• _TO DO_: Write the material out again exactly.

• _DATA SUPPLIED_:
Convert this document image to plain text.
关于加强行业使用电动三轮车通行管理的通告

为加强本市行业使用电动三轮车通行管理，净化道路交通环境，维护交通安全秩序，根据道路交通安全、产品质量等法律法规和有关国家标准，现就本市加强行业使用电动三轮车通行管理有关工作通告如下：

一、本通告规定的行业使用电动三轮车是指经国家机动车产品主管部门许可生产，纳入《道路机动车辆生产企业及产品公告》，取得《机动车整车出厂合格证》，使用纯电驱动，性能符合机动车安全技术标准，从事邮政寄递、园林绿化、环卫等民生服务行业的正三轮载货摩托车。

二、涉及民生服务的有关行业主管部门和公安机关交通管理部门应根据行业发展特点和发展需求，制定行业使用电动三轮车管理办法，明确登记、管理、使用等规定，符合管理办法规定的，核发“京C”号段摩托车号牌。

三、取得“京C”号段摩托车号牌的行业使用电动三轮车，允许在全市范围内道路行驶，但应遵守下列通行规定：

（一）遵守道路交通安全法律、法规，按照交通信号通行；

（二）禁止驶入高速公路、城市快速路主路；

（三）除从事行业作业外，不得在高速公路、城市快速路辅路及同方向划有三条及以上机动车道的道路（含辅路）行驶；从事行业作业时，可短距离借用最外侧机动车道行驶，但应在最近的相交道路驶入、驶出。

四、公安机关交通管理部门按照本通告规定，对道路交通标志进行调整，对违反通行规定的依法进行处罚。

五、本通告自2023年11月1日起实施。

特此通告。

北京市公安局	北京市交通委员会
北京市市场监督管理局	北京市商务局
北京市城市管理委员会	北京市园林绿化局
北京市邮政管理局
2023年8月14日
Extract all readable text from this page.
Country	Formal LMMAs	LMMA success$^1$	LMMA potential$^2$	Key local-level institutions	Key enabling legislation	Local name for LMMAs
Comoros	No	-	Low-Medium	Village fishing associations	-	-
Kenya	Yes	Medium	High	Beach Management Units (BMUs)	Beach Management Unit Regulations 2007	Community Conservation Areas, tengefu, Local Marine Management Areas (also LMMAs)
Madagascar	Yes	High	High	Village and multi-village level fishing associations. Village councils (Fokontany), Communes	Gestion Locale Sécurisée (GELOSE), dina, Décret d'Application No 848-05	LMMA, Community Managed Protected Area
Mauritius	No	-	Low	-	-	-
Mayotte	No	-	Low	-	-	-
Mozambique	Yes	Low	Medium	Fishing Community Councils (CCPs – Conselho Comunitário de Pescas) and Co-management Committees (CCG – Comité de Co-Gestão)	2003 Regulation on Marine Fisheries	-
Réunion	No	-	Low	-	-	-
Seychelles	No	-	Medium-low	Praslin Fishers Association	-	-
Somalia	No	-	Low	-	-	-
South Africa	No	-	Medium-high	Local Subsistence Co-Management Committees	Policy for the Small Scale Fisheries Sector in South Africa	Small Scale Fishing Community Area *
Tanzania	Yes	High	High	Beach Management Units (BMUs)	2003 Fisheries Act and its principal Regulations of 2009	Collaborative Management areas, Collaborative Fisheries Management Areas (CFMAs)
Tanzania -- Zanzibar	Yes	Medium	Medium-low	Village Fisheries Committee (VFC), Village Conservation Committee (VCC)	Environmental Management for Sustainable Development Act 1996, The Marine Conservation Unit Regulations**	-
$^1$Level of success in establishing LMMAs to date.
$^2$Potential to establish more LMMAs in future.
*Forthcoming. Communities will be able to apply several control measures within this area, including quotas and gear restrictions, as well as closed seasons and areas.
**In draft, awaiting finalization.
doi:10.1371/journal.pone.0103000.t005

• _OUTPUT OF THE TASK_:
Convert this document image to plain text.
关于加强行业使用电动三轮车通行管理的通告

为加强本市行业使用电动三轮车通行管理，净化道路交通环境，维护交通安全秩序，根据道路交通安全、产品质量等法律法规和有关国家标准，现就本市加强行业使用电动三轮车通行管理有关工作通告如下：

一、本通告规定的行业使用电动三轮车是指经国家机动车产品主管部门许可生产，纳入《道路机动车辆生产企业及产品公告》，取得《机动车整车出厂合格证》，使用纯电驱动，性能符合机动车安全技术标准，从事邮政寄递、园林绿化、环卫等民生服务行业的正三轮载货摩托车。

二、涉及民生服务的有关行业主管部门和公安机关交通管理部门应根据行业发展特点和发展需求，制定行业使用电动三轮车管理办法，明确登记、管理、使用等规定，符合管理办法规定的，核发“京C”号段摩托车号牌。

三、取得“京C”号段摩托车号牌的行业使用电动三轮车，允许在全市范围内道路行驶，但应遵守下列通行规定：

（一）遵守道路交通安全法律、法规，按照交通信号通行；

（二）禁止驶入高速公路、城市快速路主路；

（三）除从事行业作业外，不得在高速公路、城市快速路辅路及同方向划有三条及以上机动车道的道路（含辅路）行驶；从事行业作业时，可短距离借用最外侧机动车道行驶，但应在最近的相交道路驶入、驶出。

四、公安机关交通管理部门按照本通告规定，对道路交通标志进行调整，对违反通行规定的依法进行处罚。

五、本通告自2023年11月1日起实施。

特此通告。

北京市公安局	北京市交通委员会
北京市市场监督管理局	北京市商务局
北京市城市管理委员会	北京市园林绿化局
北京市邮政管理局
2023年8月14日
Extract all readable text from this page.
Country	Formal LMMAs	LMMA success$^1$	LMMA potential$^2$	Key local-level institutions	Key enabling legislation	Local name for LMMAs
Comoros	No	-	Low-Medium	Village fishing associations	-	-
Kenya	Yes	Medium	High	Beach Management Units (BMUs)	Beach Management Unit Regulations 2007	Community Conservation Areas, tengefu, Local Marine Management Areas (also LMMAs)
Madagascar	Yes	High	High	Village and multi-village level fishing associations. Village councils (Fokontany), Communes	Gestion Locale Sécurisée (GELOSE), dina, Décret d'Application No 848-05	LMMA, Community Managed Protected Area
Mauritius	No	-	Low	-	-	-
Mayotte	No	-	Low	-	-	-
Mozambique	Yes	Low	Medium	Fishing Community Councils (CCPs – Conselho Comunitário de Pescas) and Co-management Committees (CCG – Comité de Co-Gestão)	2003 Regulation on Marine Fisheries	-
Réunion	No	-	Low	-	-	-
Seychelles	No	-	Medium-low	Praslin Fishers Association	-	-
Somalia	No	-	Low	-	-	-
South Africa	No	-	Medium-high	Local Subsistence Co-Management Committees	Policy for the Small Scale Fisheries Sector in South Africa	Small Scale Fishing Community Area *
Tanzania	Yes	High	High	Beach Management Units (BMUs)	2003 Fisheries Act and its principal Regulations of 2009	Collaborative Management areas, Collaborative Fisheries Management Areas (CFMAs)
Tanzania -- Zanzibar	Yes	Medium	Medium-low	Village Fisheries Committee (VFC), Village Conservation Committee (VCC)	Environmental Management for Sustainable Development Act 1996, The Marine Conservation Unit Regulations**	-
$^1$Level of success in establishing LMMAs to date.
$^2$Potential to establish more LMMAs in future.
*Forthcoming. Communities will be able to apply several control measures within this area, including quotas and gear restrictions, as well as closed seasons and areas.
**In draft, awaiting finalization.
doi:10.1371/journal.pone.0103000.t005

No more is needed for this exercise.